* Work instructions *
All of the listing below must be repeated word for word. Pictures are the only thing to omit.

* Dataset rows *
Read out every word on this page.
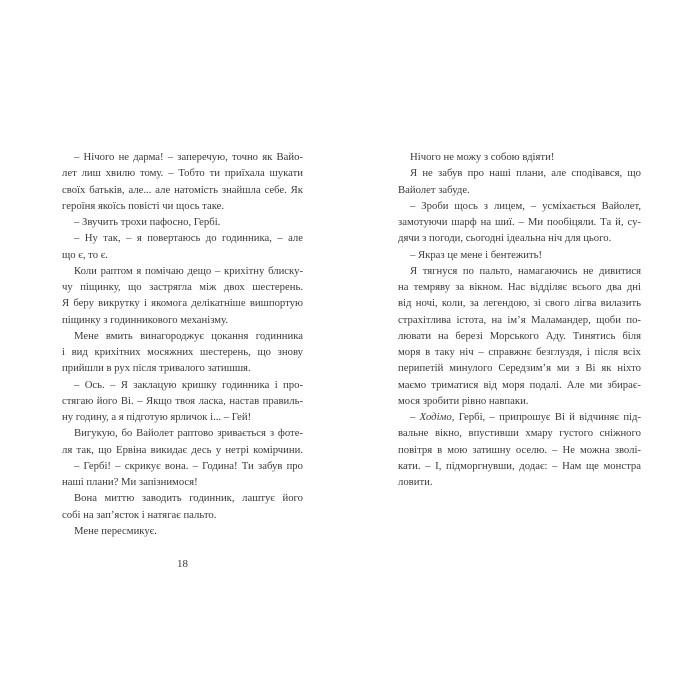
– Нічого не дарма! – заперечую, точно як Вайо-
лет лиш хвилю тому. – Тобто ти приїхала шукати
своїх батьків, але... але натомість знайшла себе. Як
героїня якоїсь повісті чи щось таке.
– Звучить трохи пафосно, Гербі.
– Ну так, – я повертаюсь до годинника, – але
що є, то є.
Коли раптом я помічаю дещо – крихітну блиску-
чу піщинку, що застрягла між двох шестерень.
Я беру викрутку і якомога делікатніше вишпортую
піщинку з годинникового механізму.
Мене вмить винагороджує цокання годинника
і вид крихітних мосяжних шестерень, що знову
прийшли в рух після тривалого затишшя.
– Ось. – Я заклацую кришку годинника і про-
стягаю його Ві. – Якщо твоя ласка, настав правиль-
ну годину, а я підготую ярличок і... – Гей!
Вигукую, бо Вайолет раптово зривається з фоте-
ля так, що Ервіна викидає десь у нетрі комірчини.
– Гербі! – скрикує вона. – Година! Ти забув про
наші плани? Ми запізнимося!
Вона миттю заводить годинник, лаштує його
собі на зап’ясток і натягає пальто.
Мене пересмикує.
18
Нічого не можу з собою вдіяти!
Я не забув про наші плани, але сподівався, що
Вайолет забуде.
– Зроби щось з лицем, – усміхається Вайолет,
замотуючи шарф на шиї. – Ми пообіцяли. Та й, су-
дячи з погоди, сьогодні ідеальна ніч для цього.
– Якраз це мене і бентежить!
Я тягнуся по пальто, намагаючись не дивитися
на темряву за вікном. Нас відділяє всього два дні
від ночі, коли, за легендою, зі свого лігва вилазить
страхітлива істота, на ім’я Маламандер, щоби по-
лювати на березі Морського Аду. Тинятись біля
моря в таку ніч – справжнє безглуздя, і після всіх
перипетій минулого Середзим’я ми з Ві як ніхто
маємо триматися від моря подалі. Але ми збирає-
мося зробити рівно навпаки.
– Ходімо, Гербі, – припрошує Ві й відчиняє під-
вальне вікно, впустивши хмару густого сніжного
повітря в мою затишну оселю. – Не можна зволі-
кати. – І, підморгнувши, додає: – Нам ще монстра
ловити.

* Reply *
Read out every word on this page.
– Нічого не дарма! – заперечую, точно як Вайо-
лет лиш хвилю тому. – Тобто ти приїхала шукати
своїх батьків, але... але натомість знайшла себе. Як
героїня якоїсь повісті чи щось таке.
– Звучить трохи пафосно, Гербі.
– Ну так, – я повертаюсь до годинника, – але
що є, то є.
Коли раптом я помічаю дещо – крихітну блиску-
чу піщинку, що застрягла між двох шестерень.
Я беру викрутку і якомога делікатніше вишпортую
піщинку з годинникового механізму.
Мене вмить винагороджує цокання годинника
і вид крихітних мосяжних шестерень, що знову
прийшли в рух після тривалого затишшя.
– Ось. – Я заклацую кришку годинника і про-
стягаю його Ві. – Якщо твоя ласка, настав правиль-
ну годину, а я підготую ярличок і... – Гей!
Вигукую, бо Вайолет раптово зривається з фоте-
ля так, що Ервіна викидає десь у нетрі комірчини.
– Гербі! – скрикує вона. – Година! Ти забув про
наші плани? Ми запізнимося!
Вона миттю заводить годинник, лаштує його
собі на зап’ясток і натягає пальто.
Мене пересмикує.
18
Нічого не можу з собою вдіяти!
Я не забув про наші плани, але сподівався, що
Вайолет забуде.
– Зроби щось з лицем, – усміхається Вайолет,
замотуючи шарф на шиї. – Ми пообіцяли. Та й, су-
дячи з погоди, сьогодні ідеальна ніч для цього.
– Якраз це мене і бентежить!
Я тягнуся по пальто, намагаючись не дивитися
на темряву за вікном. Нас відділяє всього два дні
від ночі, коли, за легендою, зі свого лігва вилазить
страхітлива істота, на ім’я Маламандер, щоби по-
лювати на березі Морського Аду. Тинятись біля
моря в таку ніч – справжнє безглуздя, і після всіх
перипетій минулого Середзим’я ми з Ві як ніхто
маємо триматися від моря подалі. Але ми збирає-
мося зробити рівно навпаки.
– Ходімо, Гербі, – припрошує Ві й відчиняє під-
вальне вікно, впустивши хмару густого сніжного
повітря в мою затишну оселю. – Не можна зволі-
кати. – І, підморгнувши, додає: – Нам ще монстра
ловити.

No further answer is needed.